### What is expected:
Each entry must be given again exactly; images do not belong in the copy.

Data excerpts:
────────────────────

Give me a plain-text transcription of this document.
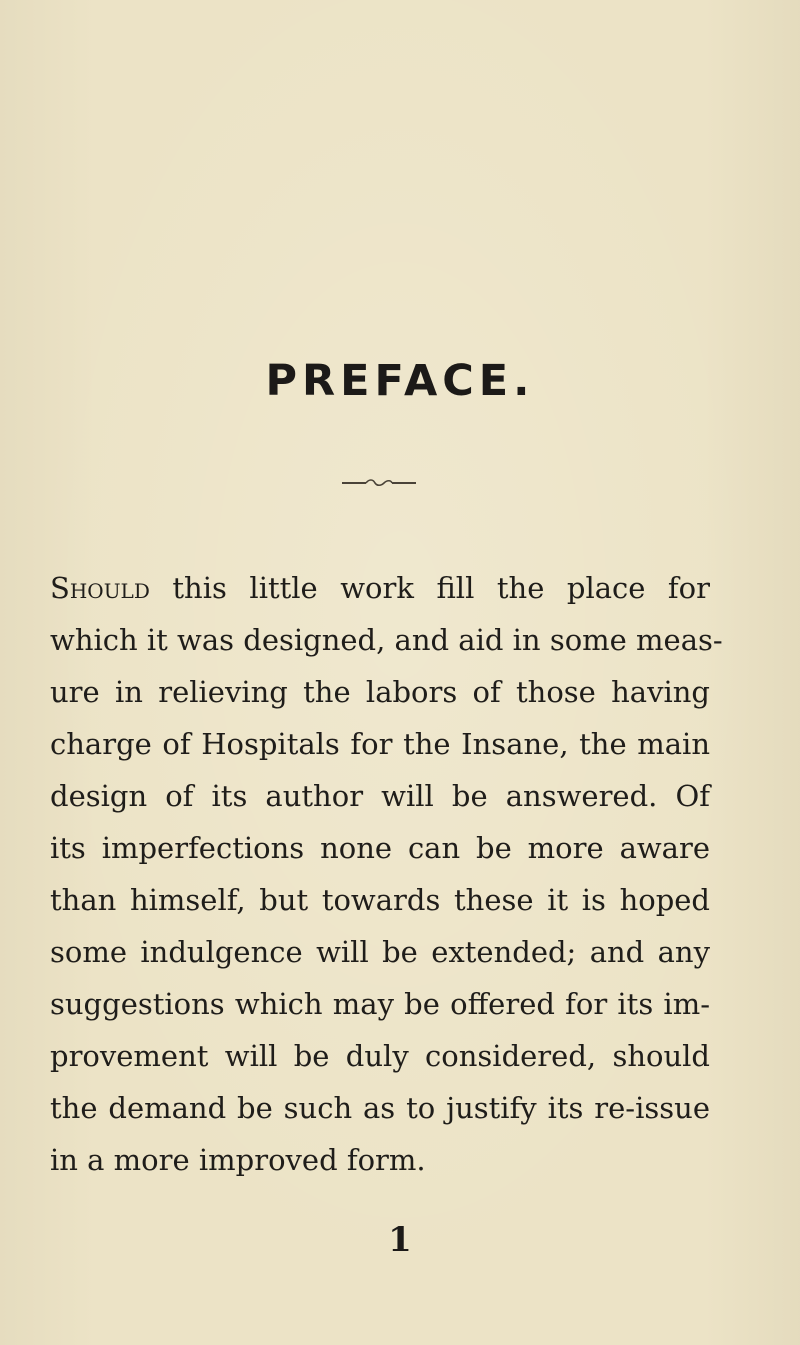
PREFACE.
Should this little work fill the place for
which it was designed, and aid in some meas-
ure in relieving the labors of those having
charge of Hospitals for the Insane, the main
design of its author will be answered. Of
its imperfections none can be more aware
than himself, but towards these it is hoped
some indulgence will be extended; and any
suggestions which may be offered for its im-
provement will be duly considered, should
the demand be such as to justify its re-issue
in a more improved form.
1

────────────────────

### Result below:
Give me a plain-text transcription of this document.
PREFACE.
Should this little work fill the place for
which it was designed, and aid in some meas-
ure in relieving the labors of those having
charge of Hospitals for the Insane, the main
design of its author will be answered. Of
its imperfections none can be more aware
than himself, but towards these it is hoped
some indulgence will be extended; and any
suggestions which may be offered for its im-
provement will be duly considered, should
the demand be such as to justify its re-issue
in a more improved form.
1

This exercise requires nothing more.